### Exercise
From the listing below, count the lines where the string "ylabel" occurs. Give the number, with no other words.

### Excerpted data
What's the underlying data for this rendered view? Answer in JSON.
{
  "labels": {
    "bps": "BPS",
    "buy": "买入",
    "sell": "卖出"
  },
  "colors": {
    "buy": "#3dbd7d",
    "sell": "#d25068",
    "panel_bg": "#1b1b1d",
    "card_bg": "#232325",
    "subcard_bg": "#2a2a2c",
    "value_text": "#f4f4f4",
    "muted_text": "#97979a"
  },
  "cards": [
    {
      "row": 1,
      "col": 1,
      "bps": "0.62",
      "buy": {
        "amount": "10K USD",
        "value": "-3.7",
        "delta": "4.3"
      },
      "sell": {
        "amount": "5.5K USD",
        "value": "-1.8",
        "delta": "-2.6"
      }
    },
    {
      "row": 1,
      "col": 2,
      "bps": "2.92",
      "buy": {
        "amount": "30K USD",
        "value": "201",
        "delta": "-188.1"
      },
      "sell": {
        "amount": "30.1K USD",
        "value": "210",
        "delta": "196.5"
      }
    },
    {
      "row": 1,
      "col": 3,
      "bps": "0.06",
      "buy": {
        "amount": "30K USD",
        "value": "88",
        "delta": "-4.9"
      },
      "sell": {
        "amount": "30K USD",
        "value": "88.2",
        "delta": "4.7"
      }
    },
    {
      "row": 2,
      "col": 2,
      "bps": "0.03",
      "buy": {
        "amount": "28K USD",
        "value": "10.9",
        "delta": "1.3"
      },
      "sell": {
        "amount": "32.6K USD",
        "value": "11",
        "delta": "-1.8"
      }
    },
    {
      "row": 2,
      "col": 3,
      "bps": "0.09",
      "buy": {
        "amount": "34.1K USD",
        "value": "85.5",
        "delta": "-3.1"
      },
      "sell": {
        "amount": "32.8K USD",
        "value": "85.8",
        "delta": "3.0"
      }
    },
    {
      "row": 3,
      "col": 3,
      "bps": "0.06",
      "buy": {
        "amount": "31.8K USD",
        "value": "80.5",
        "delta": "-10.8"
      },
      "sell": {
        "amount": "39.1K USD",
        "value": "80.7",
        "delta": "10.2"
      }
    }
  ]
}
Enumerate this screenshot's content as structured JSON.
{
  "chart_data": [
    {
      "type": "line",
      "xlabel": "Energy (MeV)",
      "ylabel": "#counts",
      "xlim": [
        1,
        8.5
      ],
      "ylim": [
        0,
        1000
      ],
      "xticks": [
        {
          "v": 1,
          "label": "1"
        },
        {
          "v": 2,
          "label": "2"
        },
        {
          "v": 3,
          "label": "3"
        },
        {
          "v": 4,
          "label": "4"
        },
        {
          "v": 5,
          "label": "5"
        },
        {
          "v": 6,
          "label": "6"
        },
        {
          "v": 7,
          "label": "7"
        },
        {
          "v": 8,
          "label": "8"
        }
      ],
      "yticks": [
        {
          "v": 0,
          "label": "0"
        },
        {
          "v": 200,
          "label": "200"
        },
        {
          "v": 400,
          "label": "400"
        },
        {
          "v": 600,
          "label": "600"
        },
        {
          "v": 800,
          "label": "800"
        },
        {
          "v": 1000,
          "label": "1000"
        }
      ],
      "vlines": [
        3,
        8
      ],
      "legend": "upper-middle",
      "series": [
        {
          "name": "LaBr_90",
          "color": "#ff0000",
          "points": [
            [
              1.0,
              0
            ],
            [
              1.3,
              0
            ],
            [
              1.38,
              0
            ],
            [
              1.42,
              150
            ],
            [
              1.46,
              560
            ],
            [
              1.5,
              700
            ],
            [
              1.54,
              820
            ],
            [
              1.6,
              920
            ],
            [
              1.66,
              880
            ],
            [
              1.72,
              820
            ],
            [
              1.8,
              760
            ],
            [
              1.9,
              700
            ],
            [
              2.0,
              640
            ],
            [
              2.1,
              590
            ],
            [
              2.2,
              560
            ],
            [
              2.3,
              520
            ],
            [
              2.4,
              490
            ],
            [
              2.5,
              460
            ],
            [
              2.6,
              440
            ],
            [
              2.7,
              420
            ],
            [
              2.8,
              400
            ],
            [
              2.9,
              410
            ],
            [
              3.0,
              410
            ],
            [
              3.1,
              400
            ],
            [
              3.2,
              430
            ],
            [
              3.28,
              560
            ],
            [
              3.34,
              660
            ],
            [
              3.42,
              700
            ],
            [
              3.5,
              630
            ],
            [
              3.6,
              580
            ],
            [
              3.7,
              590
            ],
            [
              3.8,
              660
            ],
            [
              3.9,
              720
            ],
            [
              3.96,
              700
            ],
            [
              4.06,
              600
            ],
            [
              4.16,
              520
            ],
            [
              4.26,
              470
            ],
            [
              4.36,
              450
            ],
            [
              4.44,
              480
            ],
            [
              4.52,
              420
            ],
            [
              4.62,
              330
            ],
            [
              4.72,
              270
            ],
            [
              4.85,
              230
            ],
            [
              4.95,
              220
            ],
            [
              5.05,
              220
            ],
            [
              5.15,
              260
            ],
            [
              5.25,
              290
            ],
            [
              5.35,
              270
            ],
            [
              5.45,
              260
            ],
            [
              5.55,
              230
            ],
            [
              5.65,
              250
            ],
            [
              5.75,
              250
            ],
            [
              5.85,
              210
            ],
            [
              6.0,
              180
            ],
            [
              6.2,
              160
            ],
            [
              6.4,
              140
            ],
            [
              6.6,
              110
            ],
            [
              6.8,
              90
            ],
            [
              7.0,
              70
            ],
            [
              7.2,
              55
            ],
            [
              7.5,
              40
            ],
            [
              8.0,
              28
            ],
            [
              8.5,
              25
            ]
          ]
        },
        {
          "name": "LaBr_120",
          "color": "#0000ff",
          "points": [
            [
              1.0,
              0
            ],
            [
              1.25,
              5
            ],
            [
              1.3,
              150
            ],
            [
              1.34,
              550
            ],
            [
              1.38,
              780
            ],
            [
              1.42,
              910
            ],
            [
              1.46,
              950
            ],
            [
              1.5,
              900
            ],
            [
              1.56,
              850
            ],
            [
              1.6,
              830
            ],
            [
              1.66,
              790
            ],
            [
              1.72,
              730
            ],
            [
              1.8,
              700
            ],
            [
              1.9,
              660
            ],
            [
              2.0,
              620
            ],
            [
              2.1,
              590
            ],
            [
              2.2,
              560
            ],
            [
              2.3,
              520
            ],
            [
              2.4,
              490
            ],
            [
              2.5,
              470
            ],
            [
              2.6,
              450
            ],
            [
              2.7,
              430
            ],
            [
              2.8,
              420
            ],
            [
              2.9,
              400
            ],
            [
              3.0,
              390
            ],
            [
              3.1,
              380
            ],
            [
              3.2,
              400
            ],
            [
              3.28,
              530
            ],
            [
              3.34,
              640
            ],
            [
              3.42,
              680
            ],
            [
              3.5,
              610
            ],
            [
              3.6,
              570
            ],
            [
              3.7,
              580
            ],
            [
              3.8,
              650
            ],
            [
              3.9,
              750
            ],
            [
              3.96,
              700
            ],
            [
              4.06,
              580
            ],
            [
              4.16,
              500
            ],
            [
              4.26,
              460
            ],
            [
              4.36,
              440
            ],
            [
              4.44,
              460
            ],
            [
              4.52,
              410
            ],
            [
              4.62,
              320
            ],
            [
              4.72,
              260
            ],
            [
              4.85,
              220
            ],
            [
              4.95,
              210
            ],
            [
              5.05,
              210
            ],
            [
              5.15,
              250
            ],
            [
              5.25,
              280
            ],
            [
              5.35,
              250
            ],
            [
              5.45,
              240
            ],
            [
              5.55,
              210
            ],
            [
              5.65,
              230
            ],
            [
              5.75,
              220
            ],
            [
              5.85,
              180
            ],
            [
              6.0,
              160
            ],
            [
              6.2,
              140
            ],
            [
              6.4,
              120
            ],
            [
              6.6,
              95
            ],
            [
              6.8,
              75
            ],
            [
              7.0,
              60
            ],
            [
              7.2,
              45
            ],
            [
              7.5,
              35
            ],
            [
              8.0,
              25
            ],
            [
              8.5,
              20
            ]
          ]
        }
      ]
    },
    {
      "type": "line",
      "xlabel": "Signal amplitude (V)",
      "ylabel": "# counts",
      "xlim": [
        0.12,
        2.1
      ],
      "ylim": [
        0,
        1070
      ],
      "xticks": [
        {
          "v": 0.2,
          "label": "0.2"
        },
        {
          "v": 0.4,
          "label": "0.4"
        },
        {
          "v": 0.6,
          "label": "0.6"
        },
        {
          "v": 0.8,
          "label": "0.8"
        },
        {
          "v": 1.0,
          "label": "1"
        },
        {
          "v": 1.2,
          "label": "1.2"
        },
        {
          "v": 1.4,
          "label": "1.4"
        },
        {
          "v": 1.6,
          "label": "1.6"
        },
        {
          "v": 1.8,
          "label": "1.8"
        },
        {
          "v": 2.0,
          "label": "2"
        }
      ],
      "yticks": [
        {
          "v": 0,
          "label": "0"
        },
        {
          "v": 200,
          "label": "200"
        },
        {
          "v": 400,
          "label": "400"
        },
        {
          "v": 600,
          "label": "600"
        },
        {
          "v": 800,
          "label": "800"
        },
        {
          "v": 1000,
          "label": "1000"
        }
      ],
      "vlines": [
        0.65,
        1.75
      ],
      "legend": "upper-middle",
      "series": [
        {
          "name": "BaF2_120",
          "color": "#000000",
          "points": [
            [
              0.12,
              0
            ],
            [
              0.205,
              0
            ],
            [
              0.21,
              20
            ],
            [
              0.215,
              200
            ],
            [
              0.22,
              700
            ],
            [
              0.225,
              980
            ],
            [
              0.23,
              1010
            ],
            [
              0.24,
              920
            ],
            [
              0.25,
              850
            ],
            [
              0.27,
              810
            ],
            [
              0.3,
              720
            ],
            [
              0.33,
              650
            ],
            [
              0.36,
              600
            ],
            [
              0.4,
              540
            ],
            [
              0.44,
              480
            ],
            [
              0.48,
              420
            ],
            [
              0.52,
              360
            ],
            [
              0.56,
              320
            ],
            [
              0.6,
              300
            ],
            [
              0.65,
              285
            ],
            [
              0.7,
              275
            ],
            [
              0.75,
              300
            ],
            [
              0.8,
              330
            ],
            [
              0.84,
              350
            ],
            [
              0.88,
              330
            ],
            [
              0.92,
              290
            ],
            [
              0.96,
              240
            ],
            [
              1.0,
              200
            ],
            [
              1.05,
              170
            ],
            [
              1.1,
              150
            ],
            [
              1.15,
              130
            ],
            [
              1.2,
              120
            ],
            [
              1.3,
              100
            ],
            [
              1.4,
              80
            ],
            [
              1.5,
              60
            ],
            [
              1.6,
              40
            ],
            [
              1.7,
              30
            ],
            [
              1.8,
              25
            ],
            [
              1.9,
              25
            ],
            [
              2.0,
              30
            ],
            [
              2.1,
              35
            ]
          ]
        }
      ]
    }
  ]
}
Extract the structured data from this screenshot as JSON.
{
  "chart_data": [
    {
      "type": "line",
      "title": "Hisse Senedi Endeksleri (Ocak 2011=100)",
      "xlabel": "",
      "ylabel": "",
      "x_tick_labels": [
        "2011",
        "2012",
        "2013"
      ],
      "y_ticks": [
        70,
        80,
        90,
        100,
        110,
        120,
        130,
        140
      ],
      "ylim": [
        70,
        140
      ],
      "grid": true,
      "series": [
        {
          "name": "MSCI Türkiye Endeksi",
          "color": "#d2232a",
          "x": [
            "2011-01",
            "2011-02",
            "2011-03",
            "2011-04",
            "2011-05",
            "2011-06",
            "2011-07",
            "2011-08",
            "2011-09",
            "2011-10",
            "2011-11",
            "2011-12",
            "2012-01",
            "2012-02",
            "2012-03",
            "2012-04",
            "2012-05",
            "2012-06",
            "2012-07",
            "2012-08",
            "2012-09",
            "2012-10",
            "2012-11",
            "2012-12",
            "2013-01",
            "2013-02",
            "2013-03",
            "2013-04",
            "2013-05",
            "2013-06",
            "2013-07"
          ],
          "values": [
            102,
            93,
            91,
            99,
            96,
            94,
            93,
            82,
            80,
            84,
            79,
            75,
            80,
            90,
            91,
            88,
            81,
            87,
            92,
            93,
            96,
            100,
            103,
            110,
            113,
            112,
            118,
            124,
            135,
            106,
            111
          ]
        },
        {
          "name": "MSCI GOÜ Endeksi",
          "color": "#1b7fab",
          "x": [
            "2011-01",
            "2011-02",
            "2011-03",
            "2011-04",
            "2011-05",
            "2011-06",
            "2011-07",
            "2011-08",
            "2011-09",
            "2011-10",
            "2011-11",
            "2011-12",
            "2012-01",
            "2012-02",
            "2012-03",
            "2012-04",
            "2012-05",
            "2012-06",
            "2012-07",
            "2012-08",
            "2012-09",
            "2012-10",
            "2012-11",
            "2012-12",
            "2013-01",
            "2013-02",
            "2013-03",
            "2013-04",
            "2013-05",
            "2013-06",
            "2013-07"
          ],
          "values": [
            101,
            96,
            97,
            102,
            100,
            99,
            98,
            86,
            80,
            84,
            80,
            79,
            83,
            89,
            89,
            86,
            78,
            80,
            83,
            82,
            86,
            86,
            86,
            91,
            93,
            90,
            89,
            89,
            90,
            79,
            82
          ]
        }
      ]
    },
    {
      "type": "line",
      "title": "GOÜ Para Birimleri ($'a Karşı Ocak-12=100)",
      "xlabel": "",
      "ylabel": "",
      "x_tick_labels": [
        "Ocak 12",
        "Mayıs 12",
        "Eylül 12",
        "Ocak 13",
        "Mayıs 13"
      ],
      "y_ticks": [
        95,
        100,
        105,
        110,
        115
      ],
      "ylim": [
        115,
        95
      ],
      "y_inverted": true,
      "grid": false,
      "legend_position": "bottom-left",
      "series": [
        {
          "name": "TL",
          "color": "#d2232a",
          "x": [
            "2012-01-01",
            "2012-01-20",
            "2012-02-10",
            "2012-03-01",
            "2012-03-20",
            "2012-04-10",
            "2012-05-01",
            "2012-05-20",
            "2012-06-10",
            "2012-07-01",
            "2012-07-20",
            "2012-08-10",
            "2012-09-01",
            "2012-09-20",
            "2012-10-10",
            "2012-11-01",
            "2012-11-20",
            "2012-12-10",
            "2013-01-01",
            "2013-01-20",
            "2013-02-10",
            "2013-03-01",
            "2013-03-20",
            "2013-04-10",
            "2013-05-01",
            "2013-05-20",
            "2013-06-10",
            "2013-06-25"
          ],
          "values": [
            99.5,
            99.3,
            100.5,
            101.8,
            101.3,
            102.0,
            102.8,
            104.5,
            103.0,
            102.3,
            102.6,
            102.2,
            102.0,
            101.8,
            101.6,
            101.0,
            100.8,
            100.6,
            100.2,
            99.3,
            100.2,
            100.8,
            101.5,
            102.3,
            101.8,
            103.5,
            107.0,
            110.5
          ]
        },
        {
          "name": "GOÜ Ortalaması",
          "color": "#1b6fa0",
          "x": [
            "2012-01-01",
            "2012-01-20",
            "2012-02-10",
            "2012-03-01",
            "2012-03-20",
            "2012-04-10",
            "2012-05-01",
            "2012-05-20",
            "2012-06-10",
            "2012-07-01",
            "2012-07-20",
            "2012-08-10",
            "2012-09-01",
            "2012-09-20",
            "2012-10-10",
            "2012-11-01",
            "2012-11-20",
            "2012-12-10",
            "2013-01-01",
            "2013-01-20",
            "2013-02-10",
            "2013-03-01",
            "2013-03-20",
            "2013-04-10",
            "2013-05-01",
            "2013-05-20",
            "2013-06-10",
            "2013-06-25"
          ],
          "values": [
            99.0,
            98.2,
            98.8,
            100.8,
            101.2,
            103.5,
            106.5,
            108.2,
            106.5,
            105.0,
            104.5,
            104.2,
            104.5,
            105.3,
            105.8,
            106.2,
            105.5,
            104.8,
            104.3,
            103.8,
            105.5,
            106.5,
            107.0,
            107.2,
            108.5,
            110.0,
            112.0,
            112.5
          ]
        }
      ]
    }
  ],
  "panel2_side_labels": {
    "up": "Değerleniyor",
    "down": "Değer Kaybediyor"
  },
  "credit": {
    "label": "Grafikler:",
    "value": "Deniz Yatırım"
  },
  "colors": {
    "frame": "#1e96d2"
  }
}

### The solution
4